_Task description_. Print the listing that follows, character for character.

_Records excerpted from a collection_.

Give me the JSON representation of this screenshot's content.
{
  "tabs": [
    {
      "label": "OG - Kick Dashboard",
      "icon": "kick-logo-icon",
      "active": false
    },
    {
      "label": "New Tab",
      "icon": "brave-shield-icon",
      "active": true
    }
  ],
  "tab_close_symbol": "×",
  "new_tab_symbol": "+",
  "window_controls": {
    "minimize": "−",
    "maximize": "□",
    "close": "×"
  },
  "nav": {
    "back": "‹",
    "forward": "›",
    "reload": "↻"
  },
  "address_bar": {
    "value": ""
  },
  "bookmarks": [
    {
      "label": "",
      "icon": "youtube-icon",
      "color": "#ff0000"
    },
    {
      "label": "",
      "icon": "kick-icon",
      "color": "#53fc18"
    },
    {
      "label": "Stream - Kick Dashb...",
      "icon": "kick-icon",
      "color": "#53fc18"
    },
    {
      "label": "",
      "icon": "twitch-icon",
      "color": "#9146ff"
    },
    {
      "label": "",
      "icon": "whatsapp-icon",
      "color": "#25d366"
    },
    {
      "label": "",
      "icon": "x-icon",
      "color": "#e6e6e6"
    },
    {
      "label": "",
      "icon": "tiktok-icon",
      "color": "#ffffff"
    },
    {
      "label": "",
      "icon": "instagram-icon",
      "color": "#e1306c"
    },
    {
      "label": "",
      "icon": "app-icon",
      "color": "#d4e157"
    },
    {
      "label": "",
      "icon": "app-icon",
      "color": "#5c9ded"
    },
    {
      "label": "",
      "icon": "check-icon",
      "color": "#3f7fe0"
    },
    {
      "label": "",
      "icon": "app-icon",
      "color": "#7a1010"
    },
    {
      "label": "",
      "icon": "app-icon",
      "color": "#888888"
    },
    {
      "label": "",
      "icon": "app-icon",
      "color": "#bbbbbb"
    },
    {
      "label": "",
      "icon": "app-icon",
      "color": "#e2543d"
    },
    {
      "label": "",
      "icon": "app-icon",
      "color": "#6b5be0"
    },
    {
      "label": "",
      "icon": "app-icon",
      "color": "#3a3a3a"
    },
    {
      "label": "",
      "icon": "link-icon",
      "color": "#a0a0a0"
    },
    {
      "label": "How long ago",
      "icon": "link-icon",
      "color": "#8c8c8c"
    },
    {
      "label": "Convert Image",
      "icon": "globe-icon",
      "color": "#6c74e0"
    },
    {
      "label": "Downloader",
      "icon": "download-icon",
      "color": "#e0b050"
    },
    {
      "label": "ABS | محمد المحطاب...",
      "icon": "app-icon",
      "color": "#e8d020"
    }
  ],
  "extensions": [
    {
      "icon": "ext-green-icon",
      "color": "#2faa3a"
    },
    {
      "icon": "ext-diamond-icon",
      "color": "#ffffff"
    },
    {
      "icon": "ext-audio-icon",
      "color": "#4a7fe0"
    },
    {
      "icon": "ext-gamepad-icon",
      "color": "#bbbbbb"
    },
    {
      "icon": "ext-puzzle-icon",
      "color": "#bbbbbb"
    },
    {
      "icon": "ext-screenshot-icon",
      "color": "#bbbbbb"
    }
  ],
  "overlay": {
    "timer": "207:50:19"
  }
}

_Answer_.
Give me the JSON representation of this screenshot's content.
{
  "tabs": [
    {
      "label": "OG - Kick Dashboard",
      "icon": "kick-logo-icon",
      "active": false
    },
    {
      "label": "New Tab",
      "icon": "brave-shield-icon",
      "active": true
    }
  ],
  "tab_close_symbol": "×",
  "new_tab_symbol": "+",
  "window_controls": {
    "minimize": "−",
    "maximize": "□",
    "close": "×"
  },
  "nav": {
    "back": "‹",
    "forward": "›",
    "reload": "↻"
  },
  "address_bar": {
    "value": ""
  },
  "bookmarks": [
    {
      "label": "",
      "icon": "youtube-icon",
      "color": "#ff0000"
    },
    {
      "label": "",
      "icon": "kick-icon",
      "color": "#53fc18"
    },
    {
      "label": "Stream - Kick Dashb...",
      "icon": "kick-icon",
      "color": "#53fc18"
    },
    {
      "label": "",
      "icon": "twitch-icon",
      "color": "#9146ff"
    },
    {
      "label": "",
      "icon": "whatsapp-icon",
      "color": "#25d366"
    },
    {
      "label": "",
      "icon": "x-icon",
      "color": "#e6e6e6"
    },
    {
      "label": "",
      "icon": "tiktok-icon",
      "color": "#ffffff"
    },
    {
      "label": "",
      "icon": "instagram-icon",
      "color": "#e1306c"
    },
    {
      "label": "",
      "icon": "app-icon",
      "color": "#d4e157"
    },
    {
      "label": "",
      "icon": "app-icon",
      "color": "#5c9ded"
    },
    {
      "label": "",
      "icon": "check-icon",
      "color": "#3f7fe0"
    },
    {
      "label": "",
      "icon": "app-icon",
      "color": "#7a1010"
    },
    {
      "label": "",
      "icon": "app-icon",
      "color": "#888888"
    },
    {
      "label": "",
      "icon": "app-icon",
      "color": "#bbbbbb"
    },
    {
      "label": "",
      "icon": "app-icon",
      "color": "#e2543d"
    },
    {
      "label": "",
      "icon": "app-icon",
      "color": "#6b5be0"
    },
    {
      "label": "",
      "icon": "app-icon",
      "color": "#3a3a3a"
    },
    {
      "label": "",
      "icon": "link-icon",
      "color": "#a0a0a0"
    },
    {
      "label": "How long ago",
      "icon": "link-icon",
      "color": "#8c8c8c"
    },
    {
      "label": "Convert Image",
      "icon": "globe-icon",
      "color": "#6c74e0"
    },
    {
      "label": "Downloader",
      "icon": "download-icon",
      "color": "#e0b050"
    },
    {
      "label": "ABS | محمد المحطاب...",
      "icon": "app-icon",
      "color": "#e8d020"
    }
  ],
  "extensions": [
    {
      "icon": "ext-green-icon",
      "color": "#2faa3a"
    },
    {
      "icon": "ext-diamond-icon",
      "color": "#ffffff"
    },
    {
      "icon": "ext-audio-icon",
      "color": "#4a7fe0"
    },
    {
      "icon": "ext-gamepad-icon",
      "color": "#bbbbbb"
    },
    {
      "icon": "ext-puzzle-icon",
      "color": "#bbbbbb"
    },
    {
      "icon": "ext-screenshot-icon",
      "color": "#bbbbbb"
    }
  ],
  "overlay": {
    "timer": "207:50:19"
  }
}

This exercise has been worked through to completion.